__Задание__
Чем, согласно отрывку о современной русско-еврейской литературе, в культуре постпамяти компенсируется неизбежное исчезновение подлинности воспоминания?

__Отрывок из источника__

........

Изобретая традицию: Современная русско-еврейская литература - [5]
Еще один важный аспект в рассуждениях Хирш – это констатация усиливающейся со временем медиализации обращения к прошлому. Речь идет о «практике цитирования и медиации» [Ibid], об «архивном» знании и институционализированной памяти – официальных образах, ритуалах и нарративах, – которые искажают или даже генерируют индивидуальное воспоминание13. При этом неизбежное исчезновение – пусть и мнимой – подлинности воспоминания компенсируется в культуре постпамяти эмпатией, тоской по ушедшему и индивидуализацией нейтрального и общедоступного документального знания. Возникает парадокс, при котором совмещаются достоверность и незнание, свидетельство и воображение.
Авторы, о которых пойдет речь в моей работе, черпают свои знания о еврейской культуре зачастую уже только из письменного наследия. Поэтому вопрос о воздействии коллективной «памяти» на структуру воспоминания в моем исследовании вытесняется более глобальной проблемой литературной медиализации самого обращения к традиции. В центре моего внимания находится не только и не столько (придуманная) память, сколько передача традиции художественными средствами: литература как всеобъемлющий, говорящий сам за себя троп памяти.

........

__Исходные данные__

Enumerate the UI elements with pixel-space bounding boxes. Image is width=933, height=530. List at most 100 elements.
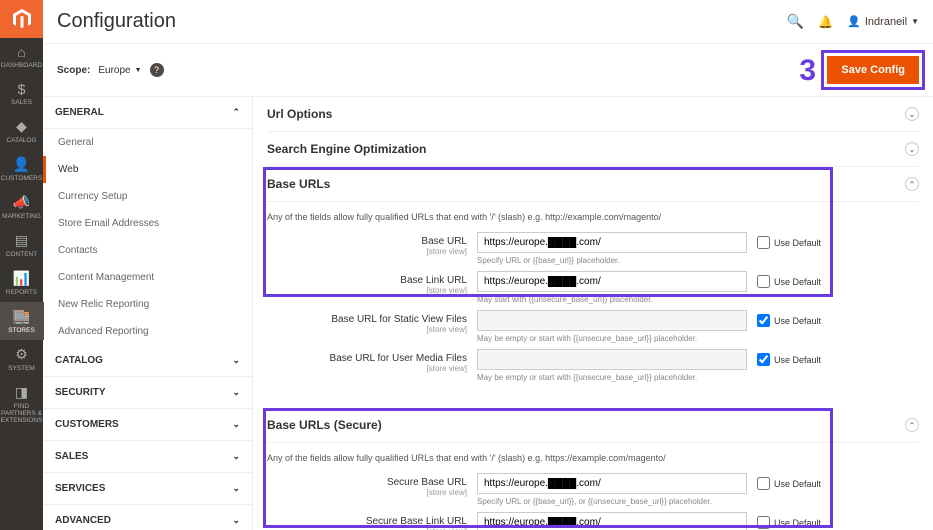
sidebar-item-currency-setup[interactable]: Currency Setup	[43, 183, 252, 210]
scope-label: Scope:	[57, 65, 90, 76]
sidebar-section-label: SERVICES	[55, 483, 105, 494]
notifications-icon[interactable]: 🔔	[818, 15, 833, 29]
url-input[interactable]	[477, 512, 747, 530]
nav-label: SYSTEM	[8, 365, 35, 372]
use-default-checkbox[interactable]: Use Default	[757, 232, 821, 249]
sidebar-section-advanced[interactable]: ADVANCED ⌄	[43, 505, 252, 530]
sidebar-section-label: ADVANCED	[55, 515, 111, 526]
field-hint: May start with {{unsecure_base_url}} pla…	[477, 295, 747, 304]
sidebar-item-contacts[interactable]: Contacts	[43, 237, 252, 264]
use-default-label: Use Default	[774, 238, 821, 248]
sidebar-section-general[interactable]: GENERAL ⌃	[43, 97, 252, 129]
use-default-label: Use Default	[774, 479, 821, 489]
scope-select[interactable]: Europe ▼	[98, 65, 141, 76]
page-header: Configuration 🔍 🔔 👤 Indraneil ▼	[43, 0, 933, 43]
sidebar-item-general[interactable]: General	[43, 129, 252, 156]
field-label: Base URL for User Media Files[store view…	[267, 349, 477, 373]
field-label: Base URL[store view]	[267, 232, 477, 256]
nav-sales[interactable]: $ SALES	[0, 75, 44, 112]
section-seo[interactable]: Search Engine Optimization ⌄	[267, 132, 919, 167]
nav-icon: 👤	[13, 156, 30, 173]
user-menu[interactable]: 👤 Indraneil ▼	[847, 15, 919, 28]
section-title: Base URLs	[267, 177, 330, 191]
chevron-down-icon: ⌄	[232, 387, 240, 398]
url-input[interactable]	[477, 473, 747, 494]
sidebar-section-security[interactable]: SECURITY⌄	[43, 377, 252, 409]
nav-icon: ▤	[15, 232, 28, 249]
sidebar-section-catalog[interactable]: CATALOG ⌄	[43, 345, 252, 377]
url-input	[477, 349, 747, 370]
sidebar-section-label: SALES	[55, 451, 88, 462]
use-default-label: Use Default	[774, 316, 821, 326]
field-hint: May be empty or start with {{unsecure_ba…	[477, 373, 747, 382]
nav-label: CATALOG	[6, 137, 36, 144]
checkbox-input[interactable]	[757, 353, 770, 366]
save-config-button[interactable]: Save Config	[827, 56, 919, 84]
collapse-icon: ⌃	[905, 418, 919, 432]
section-title: Url Options	[267, 107, 332, 121]
sidebar-item-web[interactable]: Web	[43, 156, 252, 183]
checkbox-input[interactable]	[757, 236, 770, 249]
field-label: Base Link URL[store view]	[267, 271, 477, 295]
magento-logo-icon	[0, 0, 43, 38]
url-input[interactable]	[477, 232, 747, 253]
annotation-number-3: 3	[799, 54, 816, 88]
field-hint: Specify URL or {{base_url}}, or {{unsecu…	[477, 497, 747, 506]
scope-value: Europe	[98, 65, 130, 76]
checkbox-input[interactable]	[757, 516, 770, 529]
nav-customers[interactable]: 👤CUSTOMERS	[0, 150, 44, 188]
nav-content[interactable]: ▤CONTENT	[0, 226, 44, 264]
config-panel: Url Options ⌄ Search Engine Optimization…	[253, 97, 933, 530]
sidebar-item-advanced-reporting[interactable]: Advanced Reporting	[43, 318, 252, 345]
sidebar-item-store-email-addresses[interactable]: Store Email Addresses	[43, 210, 252, 237]
sidebar-section-services[interactable]: SERVICES⌄	[43, 473, 252, 505]
collapse-icon: ⌃	[905, 177, 919, 191]
admin-navbar: ⌂DASHBOARD $ SALES ◆CATALOG👤CUSTOMERS 📣 MARKE…	[0, 0, 43, 530]
nav-stores[interactable]: 🏬STORES	[0, 302, 44, 340]
sidebar-section-label: CATALOG	[55, 355, 103, 366]
url-input[interactable]	[477, 271, 747, 292]
search-icon[interactable]: 🔍	[787, 13, 804, 30]
section-url-options[interactable]: Url Options ⌄	[267, 97, 919, 132]
nav-label: SALES	[11, 99, 32, 106]
chevron-down-icon: ⌄	[232, 355, 240, 366]
nav-marketing[interactable]: 📣 MARKETING	[0, 188, 44, 226]
sidebar-item-new-relic-reporting[interactable]: New Relic Reporting	[43, 291, 252, 318]
checkbox-input[interactable]	[757, 477, 770, 490]
nav-dashboard[interactable]: ⌂DASHBOARD	[0, 38, 44, 75]
checkbox-input[interactable]	[757, 314, 770, 327]
nav-catalog[interactable]: ◆CATALOG	[0, 112, 44, 150]
sidebar-item-content-management[interactable]: Content Management	[43, 264, 252, 291]
nav-find-partners-extensions[interactable]: ◨FIND PARTNERS & EXTENSIONS	[0, 378, 44, 430]
nav-system[interactable]: ⚙SYSTEM	[0, 340, 44, 378]
nav-label: MARKETING	[2, 213, 41, 220]
use-default-checkbox[interactable]: Use Default	[757, 473, 821, 490]
field-row: Secure Base Link URL[store view]May star…	[267, 512, 919, 530]
expand-icon: ⌄	[905, 142, 919, 156]
checkbox-input[interactable]	[757, 275, 770, 288]
nav-reports[interactable]: 📊REPORTS	[0, 264, 44, 302]
use-default-label: Use Default	[774, 355, 821, 365]
section-base-urls[interactable]: Base URLs ⌃	[267, 167, 919, 202]
nav-icon: 📣	[13, 194, 30, 211]
nav-icon: 🏬	[13, 308, 30, 325]
help-icon[interactable]: ?	[150, 63, 164, 77]
use-default-checkbox[interactable]: Use Default	[757, 512, 821, 529]
section-base-urls-secure[interactable]: Base URLs (Secure) ⌃	[267, 408, 919, 443]
field-row: Base URL for Static View Files[store vie…	[267, 310, 919, 343]
section-title: Base URLs (Secure)	[267, 418, 382, 432]
field-hint: May be empty or start with {{unsecure_ba…	[477, 334, 747, 343]
sidebar-section-sales[interactable]: SALES ⌄	[43, 441, 252, 473]
chevron-down-icon: ⌄	[232, 515, 240, 526]
use-default-checkbox[interactable]: Use Default	[757, 310, 821, 327]
chevron-down-icon: ⌄	[232, 451, 240, 462]
nav-icon: ◨	[15, 384, 28, 401]
use-default-checkbox[interactable]: Use Default	[757, 271, 821, 288]
nav-icon: $	[18, 81, 26, 97]
sidebar-section-customers[interactable]: CUSTOMERS⌄	[43, 409, 252, 441]
use-default-checkbox[interactable]: Use Default	[757, 349, 821, 366]
user-name: Indraneil	[865, 16, 907, 28]
use-default-label: Use Default	[774, 277, 821, 287]
nav-label: REPORTS	[6, 289, 37, 296]
config-sidebar: GENERAL ⌃ GeneralWebCurrency SetupStore …	[43, 97, 253, 530]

........

__Решение задания__
Эмпатией, тоской по ушедшему и индивидуализацией нейтрального и общедоступного документального знания.